→ Task details
Check each line below for "this" and report how many have it, nothing else.

(Transcript data for document pages)
"""
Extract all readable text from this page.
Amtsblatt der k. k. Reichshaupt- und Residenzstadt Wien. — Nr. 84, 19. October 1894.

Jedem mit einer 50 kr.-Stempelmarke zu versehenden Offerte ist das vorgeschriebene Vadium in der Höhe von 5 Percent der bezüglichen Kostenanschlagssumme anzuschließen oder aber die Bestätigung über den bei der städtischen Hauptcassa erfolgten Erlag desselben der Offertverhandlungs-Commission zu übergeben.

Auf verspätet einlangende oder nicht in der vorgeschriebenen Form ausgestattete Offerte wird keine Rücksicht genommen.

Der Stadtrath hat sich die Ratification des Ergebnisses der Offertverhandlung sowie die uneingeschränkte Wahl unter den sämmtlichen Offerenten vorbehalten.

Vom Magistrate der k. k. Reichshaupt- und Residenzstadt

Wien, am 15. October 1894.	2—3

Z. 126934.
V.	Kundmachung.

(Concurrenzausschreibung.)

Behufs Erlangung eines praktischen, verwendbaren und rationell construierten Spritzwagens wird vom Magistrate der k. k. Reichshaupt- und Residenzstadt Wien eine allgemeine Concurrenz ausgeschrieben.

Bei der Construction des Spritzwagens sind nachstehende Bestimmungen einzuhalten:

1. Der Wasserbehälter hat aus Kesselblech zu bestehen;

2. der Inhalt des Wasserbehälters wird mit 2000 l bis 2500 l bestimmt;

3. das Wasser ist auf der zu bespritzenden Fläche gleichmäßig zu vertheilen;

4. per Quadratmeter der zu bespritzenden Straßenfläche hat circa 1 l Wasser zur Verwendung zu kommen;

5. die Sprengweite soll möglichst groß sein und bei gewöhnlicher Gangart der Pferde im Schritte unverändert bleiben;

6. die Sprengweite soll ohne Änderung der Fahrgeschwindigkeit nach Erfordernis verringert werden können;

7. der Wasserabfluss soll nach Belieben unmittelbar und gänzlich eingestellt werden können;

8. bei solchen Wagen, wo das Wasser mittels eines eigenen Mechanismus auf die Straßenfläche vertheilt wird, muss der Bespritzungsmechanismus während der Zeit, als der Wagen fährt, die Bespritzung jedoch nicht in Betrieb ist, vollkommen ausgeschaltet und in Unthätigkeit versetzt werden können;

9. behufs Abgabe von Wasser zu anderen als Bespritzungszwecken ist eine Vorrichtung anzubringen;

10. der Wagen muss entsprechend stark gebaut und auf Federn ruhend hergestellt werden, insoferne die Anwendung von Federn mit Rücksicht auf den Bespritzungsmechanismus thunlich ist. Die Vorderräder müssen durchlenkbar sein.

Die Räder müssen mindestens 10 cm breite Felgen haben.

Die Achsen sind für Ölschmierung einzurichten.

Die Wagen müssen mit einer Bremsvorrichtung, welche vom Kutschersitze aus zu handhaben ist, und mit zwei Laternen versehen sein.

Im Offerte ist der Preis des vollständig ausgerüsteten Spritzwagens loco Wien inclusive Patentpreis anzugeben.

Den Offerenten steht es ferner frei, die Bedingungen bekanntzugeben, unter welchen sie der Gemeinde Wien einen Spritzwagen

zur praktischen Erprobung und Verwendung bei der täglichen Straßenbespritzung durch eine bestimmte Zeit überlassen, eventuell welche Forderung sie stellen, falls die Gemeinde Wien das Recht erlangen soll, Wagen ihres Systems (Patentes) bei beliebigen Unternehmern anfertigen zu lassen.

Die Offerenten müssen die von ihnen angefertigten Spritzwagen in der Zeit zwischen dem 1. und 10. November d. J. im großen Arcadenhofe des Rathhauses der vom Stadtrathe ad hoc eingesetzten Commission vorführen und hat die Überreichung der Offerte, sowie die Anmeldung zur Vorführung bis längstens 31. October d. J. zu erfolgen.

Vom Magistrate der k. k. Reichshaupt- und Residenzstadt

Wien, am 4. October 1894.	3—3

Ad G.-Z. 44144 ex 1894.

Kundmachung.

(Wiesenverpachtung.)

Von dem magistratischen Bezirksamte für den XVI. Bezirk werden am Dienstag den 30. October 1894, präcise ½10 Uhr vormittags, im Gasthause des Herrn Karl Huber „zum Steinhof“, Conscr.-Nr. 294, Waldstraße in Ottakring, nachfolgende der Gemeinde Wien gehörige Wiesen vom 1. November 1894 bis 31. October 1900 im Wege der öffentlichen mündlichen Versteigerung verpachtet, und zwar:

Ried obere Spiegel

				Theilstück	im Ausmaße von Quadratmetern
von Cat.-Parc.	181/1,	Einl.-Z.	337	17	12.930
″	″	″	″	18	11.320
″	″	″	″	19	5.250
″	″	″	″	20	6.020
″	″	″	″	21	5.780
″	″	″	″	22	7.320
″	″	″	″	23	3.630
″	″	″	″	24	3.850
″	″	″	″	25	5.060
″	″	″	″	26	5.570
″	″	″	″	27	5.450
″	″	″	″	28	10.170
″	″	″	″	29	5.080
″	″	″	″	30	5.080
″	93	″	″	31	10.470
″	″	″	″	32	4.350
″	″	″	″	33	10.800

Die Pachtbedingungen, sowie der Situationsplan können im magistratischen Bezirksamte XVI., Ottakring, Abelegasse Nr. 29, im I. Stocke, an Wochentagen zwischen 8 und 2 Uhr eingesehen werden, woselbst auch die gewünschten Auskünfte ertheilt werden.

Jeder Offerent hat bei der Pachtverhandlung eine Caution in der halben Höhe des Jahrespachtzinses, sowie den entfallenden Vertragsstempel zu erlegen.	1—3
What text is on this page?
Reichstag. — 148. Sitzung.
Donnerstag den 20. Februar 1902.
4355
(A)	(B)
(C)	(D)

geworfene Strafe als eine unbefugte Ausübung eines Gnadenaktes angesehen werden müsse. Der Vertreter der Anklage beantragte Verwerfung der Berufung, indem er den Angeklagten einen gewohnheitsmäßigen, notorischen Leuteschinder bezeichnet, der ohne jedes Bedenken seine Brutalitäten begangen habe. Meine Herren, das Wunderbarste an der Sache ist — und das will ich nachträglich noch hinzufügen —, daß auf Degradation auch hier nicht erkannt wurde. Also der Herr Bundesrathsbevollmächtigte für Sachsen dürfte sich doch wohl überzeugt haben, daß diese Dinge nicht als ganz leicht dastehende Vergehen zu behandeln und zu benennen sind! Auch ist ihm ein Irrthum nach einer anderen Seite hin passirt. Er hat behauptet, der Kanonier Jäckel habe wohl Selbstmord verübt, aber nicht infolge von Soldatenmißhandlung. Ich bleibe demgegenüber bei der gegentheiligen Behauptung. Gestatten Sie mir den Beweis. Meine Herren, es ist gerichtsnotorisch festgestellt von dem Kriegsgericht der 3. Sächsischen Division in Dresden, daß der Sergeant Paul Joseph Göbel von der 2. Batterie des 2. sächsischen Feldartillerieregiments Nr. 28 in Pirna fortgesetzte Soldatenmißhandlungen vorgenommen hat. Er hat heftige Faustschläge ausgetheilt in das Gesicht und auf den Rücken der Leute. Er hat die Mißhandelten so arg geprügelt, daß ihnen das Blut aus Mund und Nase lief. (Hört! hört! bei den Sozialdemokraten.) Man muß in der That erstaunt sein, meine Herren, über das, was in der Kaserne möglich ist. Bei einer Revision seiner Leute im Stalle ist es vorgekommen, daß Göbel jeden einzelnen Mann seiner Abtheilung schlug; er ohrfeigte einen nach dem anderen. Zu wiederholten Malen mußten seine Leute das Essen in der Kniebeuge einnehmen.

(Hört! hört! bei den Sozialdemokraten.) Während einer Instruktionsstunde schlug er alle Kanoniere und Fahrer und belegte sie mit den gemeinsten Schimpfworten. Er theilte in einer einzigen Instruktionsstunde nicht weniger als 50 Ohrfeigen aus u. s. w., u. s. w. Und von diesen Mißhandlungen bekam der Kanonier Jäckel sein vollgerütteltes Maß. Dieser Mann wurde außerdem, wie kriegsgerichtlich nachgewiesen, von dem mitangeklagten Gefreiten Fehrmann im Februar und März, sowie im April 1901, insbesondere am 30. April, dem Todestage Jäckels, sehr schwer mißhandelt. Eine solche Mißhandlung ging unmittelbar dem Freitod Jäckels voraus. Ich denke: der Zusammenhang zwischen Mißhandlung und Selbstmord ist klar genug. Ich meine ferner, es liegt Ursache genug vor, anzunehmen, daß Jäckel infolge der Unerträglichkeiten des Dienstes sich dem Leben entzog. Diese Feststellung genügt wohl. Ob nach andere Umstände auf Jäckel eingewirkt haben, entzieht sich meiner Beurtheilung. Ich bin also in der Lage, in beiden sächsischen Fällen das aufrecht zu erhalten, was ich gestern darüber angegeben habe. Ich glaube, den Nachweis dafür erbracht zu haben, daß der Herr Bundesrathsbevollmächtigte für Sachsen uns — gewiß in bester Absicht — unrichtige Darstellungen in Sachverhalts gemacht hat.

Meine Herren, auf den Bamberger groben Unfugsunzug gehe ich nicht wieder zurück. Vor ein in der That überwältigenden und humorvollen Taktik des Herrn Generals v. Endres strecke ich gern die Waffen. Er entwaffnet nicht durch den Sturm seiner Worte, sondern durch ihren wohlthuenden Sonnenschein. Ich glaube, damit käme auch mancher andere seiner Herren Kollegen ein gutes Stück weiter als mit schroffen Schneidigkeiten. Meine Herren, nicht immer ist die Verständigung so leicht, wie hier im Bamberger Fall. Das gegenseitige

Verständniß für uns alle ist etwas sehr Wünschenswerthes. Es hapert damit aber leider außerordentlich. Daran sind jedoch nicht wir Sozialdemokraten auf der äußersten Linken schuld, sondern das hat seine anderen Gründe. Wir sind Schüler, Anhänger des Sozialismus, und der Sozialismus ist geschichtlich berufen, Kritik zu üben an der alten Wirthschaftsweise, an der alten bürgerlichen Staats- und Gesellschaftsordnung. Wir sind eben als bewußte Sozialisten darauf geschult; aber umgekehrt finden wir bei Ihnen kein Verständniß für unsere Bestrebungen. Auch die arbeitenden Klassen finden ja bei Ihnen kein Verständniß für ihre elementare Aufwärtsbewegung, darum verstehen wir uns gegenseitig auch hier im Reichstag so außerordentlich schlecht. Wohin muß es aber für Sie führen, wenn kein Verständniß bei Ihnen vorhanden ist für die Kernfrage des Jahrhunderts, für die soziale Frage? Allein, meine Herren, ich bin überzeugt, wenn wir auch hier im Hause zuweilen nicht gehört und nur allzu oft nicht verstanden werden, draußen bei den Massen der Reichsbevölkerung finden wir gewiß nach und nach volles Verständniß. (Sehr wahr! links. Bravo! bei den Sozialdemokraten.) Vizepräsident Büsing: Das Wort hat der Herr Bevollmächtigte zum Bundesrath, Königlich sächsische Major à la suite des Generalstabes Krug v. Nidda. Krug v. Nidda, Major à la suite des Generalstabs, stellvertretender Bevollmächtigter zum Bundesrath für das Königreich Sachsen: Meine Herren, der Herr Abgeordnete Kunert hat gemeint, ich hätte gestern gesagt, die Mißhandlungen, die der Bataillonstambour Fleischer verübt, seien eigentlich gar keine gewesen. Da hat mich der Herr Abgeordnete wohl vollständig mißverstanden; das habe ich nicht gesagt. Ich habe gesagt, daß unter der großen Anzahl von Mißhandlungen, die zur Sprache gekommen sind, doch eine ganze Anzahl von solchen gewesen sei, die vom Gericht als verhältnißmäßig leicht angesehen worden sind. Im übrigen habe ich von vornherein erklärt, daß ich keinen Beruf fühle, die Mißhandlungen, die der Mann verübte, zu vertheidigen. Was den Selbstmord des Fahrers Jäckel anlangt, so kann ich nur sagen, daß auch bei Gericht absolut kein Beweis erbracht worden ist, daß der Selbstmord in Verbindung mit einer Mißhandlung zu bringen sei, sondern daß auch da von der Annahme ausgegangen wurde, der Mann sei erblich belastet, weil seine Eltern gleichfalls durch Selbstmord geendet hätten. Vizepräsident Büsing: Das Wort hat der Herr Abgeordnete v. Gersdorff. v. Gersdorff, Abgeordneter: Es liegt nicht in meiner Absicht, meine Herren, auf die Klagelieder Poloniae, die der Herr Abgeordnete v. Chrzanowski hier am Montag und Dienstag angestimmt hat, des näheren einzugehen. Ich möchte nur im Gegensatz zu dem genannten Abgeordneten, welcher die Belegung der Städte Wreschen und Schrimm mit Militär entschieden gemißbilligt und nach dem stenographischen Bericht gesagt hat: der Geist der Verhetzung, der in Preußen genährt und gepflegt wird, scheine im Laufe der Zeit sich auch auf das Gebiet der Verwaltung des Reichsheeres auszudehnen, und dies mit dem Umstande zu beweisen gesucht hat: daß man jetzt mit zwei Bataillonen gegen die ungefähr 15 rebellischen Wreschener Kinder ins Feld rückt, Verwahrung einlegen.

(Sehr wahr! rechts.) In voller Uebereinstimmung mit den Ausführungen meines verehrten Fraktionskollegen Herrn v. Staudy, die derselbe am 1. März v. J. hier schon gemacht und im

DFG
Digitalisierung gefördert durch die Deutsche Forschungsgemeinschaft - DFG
"""
→ Answer to the exercise
2